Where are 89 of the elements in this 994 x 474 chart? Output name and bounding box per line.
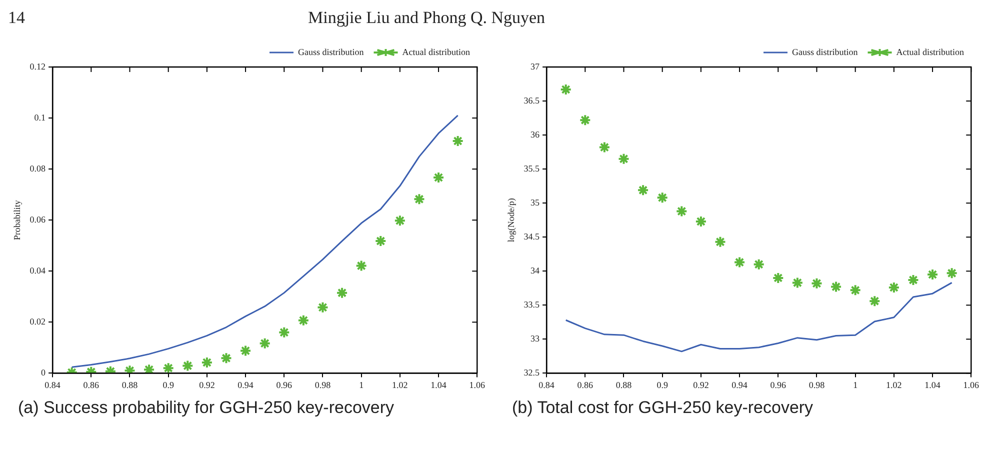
y-tick-label: 0 — [41, 368, 46, 378]
point — [734, 256, 746, 268]
point — [452, 135, 464, 147]
x-tick-label: 0.84 — [538, 380, 555, 390]
x-tick-label: 0.9 — [162, 380, 174, 390]
y-tick-label: 34 — [530, 265, 540, 276]
y-tick-label: 0.06 — [30, 214, 46, 224]
text: (a) Success probability for GGH-250 key-recovery — [18, 398, 394, 417]
point — [579, 114, 592, 126]
point — [926, 268, 939, 281]
y-tick-label: 34.5 — [524, 231, 540, 242]
y-tick-label: 0.02 — [30, 316, 46, 327]
y-tick-label: 33 — [530, 334, 540, 344]
x-tick-label: 0.86 — [83, 380, 100, 390]
text: (b) Total cost for GGH-250 key-recovery — [512, 398, 814, 417]
point — [868, 295, 881, 308]
point — [413, 193, 426, 206]
legend-label: Gauss distribution — [792, 46, 858, 57]
x-tick-label: 0.9 — [656, 380, 668, 390]
y-tick-label: 36.5 — [524, 95, 540, 106]
legend-label: Actual distribution — [896, 46, 964, 57]
point — [791, 276, 804, 289]
point — [316, 301, 329, 314]
point — [297, 314, 310, 326]
y-tick-label: 37 — [530, 61, 540, 72]
point — [907, 274, 920, 286]
point — [618, 152, 630, 165]
text: 14 — [8, 8, 26, 29]
point — [888, 281, 900, 294]
x-tick-label: 1.06 — [469, 380, 486, 390]
x-tick-label: 1 — [359, 380, 364, 390]
point — [162, 362, 174, 374]
legend-label: Actual distribution — [402, 46, 470, 57]
x-tick-label: 0.96 — [770, 380, 787, 390]
x-tick-label: 0.92 — [693, 380, 709, 390]
x-tick-label: 1.02 — [886, 380, 902, 390]
x-tick-label: 0.88 — [616, 380, 632, 390]
legend-label: Gauss distribution — [298, 46, 364, 57]
point — [278, 326, 290, 338]
x-tick-label: 0.98 — [314, 380, 332, 390]
y-tick-label: 0.12 — [30, 61, 46, 72]
point — [220, 352, 232, 364]
x-tick-label: 0.88 — [122, 380, 138, 390]
point — [810, 277, 823, 290]
point — [143, 364, 156, 374]
y-axis-title: Probability — [12, 200, 22, 240]
point — [598, 141, 610, 154]
point — [656, 192, 668, 204]
point — [752, 258, 765, 270]
y-tick-label: 32.5 — [524, 368, 540, 378]
x-tick-label: 1 — [853, 380, 858, 390]
x-tick-label: 1.02 — [392, 380, 408, 390]
point — [694, 215, 707, 228]
point — [258, 337, 271, 350]
x-tick-label: 1.06 — [963, 380, 980, 390]
point — [240, 344, 252, 357]
point — [355, 260, 368, 272]
point — [394, 214, 406, 227]
point — [676, 205, 688, 218]
point — [200, 356, 213, 368]
y-tick-label: 35.5 — [524, 163, 540, 174]
text: Mingjie Liu and Phong Q. Nguyen — [308, 8, 546, 29]
x-tick-label: 0.92 — [199, 380, 215, 390]
point — [336, 286, 348, 299]
point — [772, 272, 784, 284]
x-tick-label: 0.96 — [276, 380, 293, 390]
x-tick-label: 0.94 — [238, 380, 254, 390]
x-tick-label: 1.04 — [430, 380, 447, 390]
point — [714, 236, 726, 248]
x-tick-label: 1.04 — [924, 380, 941, 390]
y-tick-label: 0.1 — [34, 112, 46, 122]
y-tick-label: 33.5 — [524, 300, 540, 310]
y-tick-label: 0.04 — [30, 265, 46, 276]
point — [182, 360, 194, 372]
point — [830, 280, 842, 293]
point — [374, 235, 387, 248]
point — [432, 171, 445, 184]
point — [946, 267, 958, 280]
x-tick-label: 0.94 — [732, 380, 748, 390]
point — [849, 284, 862, 296]
y-tick-label: 36 — [530, 129, 540, 140]
point — [637, 184, 650, 196]
x-tick-label: 0.86 — [577, 380, 594, 390]
point — [560, 83, 572, 96]
y-tick-label: 0.08 — [30, 163, 46, 174]
y-tick-label: 35 — [530, 197, 540, 208]
x-tick-label: 0.98 — [808, 380, 826, 390]
x-tick-label: 0.84 — [44, 380, 61, 390]
y-axis-title: log(Node/p) — [506, 198, 516, 242]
• • • • •
§ SHORT TASK
Reproduce the data from the line with "y-tick-label: 0 — [41, 368, 46, 378]" to the line with "y-tick-label: 0.06 — [30, 214, 46, 224]", both included, with every character unchanged.

§ EXPECTED ANSWER
y-tick-label: 0 — [41, 368, 46, 378]
point — [734, 256, 746, 268]
point — [452, 135, 464, 147]
x-tick-label: 0.84 — [538, 380, 555, 390]
x-tick-label: 0.9 — [162, 380, 174, 390]
y-tick-label: 34 — [530, 265, 540, 276]
y-tick-label: 0.06 — [30, 214, 46, 224]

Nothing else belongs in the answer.